• **TASK DETAILS**
Extract every line that contains the word "element".
BEGIN RECORDS SHOWN
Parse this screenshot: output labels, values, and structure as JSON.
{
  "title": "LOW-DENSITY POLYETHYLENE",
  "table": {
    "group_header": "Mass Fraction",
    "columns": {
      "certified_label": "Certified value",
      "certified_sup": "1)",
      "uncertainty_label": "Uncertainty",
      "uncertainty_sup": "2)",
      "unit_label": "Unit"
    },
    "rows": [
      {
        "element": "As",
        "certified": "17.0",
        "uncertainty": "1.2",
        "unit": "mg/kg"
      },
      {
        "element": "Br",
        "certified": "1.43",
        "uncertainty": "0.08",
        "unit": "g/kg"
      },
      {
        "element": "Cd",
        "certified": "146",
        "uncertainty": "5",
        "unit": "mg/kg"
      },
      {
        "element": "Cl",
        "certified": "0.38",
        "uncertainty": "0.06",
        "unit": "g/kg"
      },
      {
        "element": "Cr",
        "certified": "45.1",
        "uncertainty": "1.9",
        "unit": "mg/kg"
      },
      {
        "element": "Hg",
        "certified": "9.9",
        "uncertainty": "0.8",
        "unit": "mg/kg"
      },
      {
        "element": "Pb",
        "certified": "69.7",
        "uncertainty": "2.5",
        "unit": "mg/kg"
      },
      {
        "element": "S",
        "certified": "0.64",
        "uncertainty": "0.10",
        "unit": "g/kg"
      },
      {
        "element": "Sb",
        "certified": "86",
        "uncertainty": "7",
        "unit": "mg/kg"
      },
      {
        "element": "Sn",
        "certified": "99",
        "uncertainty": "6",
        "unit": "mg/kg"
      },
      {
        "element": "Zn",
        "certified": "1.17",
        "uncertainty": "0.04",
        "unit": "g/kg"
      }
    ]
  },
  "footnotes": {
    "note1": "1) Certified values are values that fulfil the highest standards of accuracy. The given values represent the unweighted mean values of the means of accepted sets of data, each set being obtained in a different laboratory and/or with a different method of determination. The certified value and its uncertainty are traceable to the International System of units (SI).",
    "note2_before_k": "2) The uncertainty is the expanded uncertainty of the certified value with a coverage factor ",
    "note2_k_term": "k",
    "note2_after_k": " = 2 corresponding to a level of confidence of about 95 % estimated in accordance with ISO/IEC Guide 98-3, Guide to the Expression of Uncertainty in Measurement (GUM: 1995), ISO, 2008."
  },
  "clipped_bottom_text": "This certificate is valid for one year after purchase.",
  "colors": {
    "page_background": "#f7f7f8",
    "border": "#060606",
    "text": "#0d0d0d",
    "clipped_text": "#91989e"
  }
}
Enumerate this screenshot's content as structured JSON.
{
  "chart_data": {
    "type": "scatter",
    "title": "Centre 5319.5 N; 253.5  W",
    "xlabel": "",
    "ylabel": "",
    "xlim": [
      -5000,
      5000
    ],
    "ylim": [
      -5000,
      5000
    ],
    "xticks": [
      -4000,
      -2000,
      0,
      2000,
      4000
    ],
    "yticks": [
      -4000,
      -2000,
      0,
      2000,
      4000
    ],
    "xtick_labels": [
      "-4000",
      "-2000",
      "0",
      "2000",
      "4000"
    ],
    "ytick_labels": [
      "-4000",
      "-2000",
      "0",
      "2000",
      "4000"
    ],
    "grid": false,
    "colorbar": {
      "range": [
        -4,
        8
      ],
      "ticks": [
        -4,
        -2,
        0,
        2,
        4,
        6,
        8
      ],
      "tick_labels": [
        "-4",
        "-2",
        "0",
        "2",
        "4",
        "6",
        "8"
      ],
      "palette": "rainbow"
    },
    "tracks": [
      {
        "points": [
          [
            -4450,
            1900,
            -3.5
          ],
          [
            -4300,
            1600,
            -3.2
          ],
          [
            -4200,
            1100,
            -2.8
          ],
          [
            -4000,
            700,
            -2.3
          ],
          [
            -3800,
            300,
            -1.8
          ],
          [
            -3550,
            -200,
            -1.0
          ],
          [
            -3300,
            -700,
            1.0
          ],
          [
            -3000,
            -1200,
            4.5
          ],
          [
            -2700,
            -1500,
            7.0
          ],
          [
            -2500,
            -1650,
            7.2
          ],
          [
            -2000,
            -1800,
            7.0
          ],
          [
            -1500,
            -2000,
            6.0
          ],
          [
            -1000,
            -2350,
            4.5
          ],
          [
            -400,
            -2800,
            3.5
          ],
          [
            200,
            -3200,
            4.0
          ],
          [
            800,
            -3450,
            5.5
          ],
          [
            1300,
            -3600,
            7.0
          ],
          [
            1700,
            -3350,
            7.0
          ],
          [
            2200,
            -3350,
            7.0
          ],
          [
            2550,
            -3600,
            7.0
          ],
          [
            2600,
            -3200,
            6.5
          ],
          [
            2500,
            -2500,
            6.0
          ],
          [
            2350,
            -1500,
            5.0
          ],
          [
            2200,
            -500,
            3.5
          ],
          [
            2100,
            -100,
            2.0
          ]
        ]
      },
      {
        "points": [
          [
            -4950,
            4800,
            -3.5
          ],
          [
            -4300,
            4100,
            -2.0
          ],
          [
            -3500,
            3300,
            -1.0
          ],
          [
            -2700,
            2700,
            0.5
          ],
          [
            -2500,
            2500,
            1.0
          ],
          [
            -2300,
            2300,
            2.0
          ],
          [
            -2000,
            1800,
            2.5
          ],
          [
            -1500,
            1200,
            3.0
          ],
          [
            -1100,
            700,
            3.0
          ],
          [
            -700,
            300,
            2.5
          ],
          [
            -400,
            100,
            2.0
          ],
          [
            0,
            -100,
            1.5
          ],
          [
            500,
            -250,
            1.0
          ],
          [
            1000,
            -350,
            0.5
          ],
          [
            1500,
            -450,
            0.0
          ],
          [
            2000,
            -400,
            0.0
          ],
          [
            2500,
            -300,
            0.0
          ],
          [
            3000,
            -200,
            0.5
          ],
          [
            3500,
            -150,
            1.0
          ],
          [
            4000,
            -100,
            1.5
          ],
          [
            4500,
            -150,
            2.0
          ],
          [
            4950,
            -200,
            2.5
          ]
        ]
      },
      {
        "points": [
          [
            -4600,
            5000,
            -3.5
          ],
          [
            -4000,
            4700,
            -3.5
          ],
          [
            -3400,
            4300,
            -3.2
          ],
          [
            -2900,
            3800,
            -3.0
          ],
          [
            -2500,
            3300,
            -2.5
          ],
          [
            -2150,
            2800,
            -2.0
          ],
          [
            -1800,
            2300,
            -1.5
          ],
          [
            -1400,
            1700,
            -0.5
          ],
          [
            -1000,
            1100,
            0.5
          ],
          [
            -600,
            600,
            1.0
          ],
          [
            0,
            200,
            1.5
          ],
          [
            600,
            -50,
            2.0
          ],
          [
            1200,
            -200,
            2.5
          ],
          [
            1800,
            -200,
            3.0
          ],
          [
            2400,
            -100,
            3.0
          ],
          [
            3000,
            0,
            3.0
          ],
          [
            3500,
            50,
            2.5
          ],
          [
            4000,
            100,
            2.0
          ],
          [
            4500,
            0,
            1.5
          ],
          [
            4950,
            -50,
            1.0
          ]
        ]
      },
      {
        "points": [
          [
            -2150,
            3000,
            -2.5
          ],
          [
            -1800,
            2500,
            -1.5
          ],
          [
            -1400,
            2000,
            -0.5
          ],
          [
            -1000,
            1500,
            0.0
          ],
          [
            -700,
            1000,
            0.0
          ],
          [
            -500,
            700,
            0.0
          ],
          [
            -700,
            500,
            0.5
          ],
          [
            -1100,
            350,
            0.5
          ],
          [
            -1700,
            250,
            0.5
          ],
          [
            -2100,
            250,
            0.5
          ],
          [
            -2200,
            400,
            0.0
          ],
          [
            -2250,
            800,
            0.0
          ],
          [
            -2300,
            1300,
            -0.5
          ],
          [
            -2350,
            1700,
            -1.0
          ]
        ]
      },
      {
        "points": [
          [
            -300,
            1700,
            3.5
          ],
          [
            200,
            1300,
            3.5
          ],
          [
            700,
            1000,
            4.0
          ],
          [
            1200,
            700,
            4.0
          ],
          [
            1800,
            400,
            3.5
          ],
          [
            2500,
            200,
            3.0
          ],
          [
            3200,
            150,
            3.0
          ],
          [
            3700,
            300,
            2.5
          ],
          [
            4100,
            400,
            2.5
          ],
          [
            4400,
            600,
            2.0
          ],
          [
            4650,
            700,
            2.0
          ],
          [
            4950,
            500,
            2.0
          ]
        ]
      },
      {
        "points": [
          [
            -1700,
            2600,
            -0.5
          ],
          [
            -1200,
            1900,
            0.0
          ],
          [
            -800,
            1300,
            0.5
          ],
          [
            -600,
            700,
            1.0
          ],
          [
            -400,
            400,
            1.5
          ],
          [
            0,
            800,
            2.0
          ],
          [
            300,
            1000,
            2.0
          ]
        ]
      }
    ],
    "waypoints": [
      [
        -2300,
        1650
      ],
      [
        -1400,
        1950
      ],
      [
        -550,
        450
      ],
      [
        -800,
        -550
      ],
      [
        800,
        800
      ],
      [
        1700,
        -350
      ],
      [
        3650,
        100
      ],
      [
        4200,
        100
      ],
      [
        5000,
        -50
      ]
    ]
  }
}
END RECORDS SHOWN
• **PROBLEM SOLUTION**
        "element": "As",
        "element": "Br",
        "element": "Cd",
        "element": "Cl",
        "element": "Cr",
        "element": "Hg",
        "element": "Pb",
        "element": "S",
        "element": "Sb",
        "element": "Sn",
        "element": "Zn",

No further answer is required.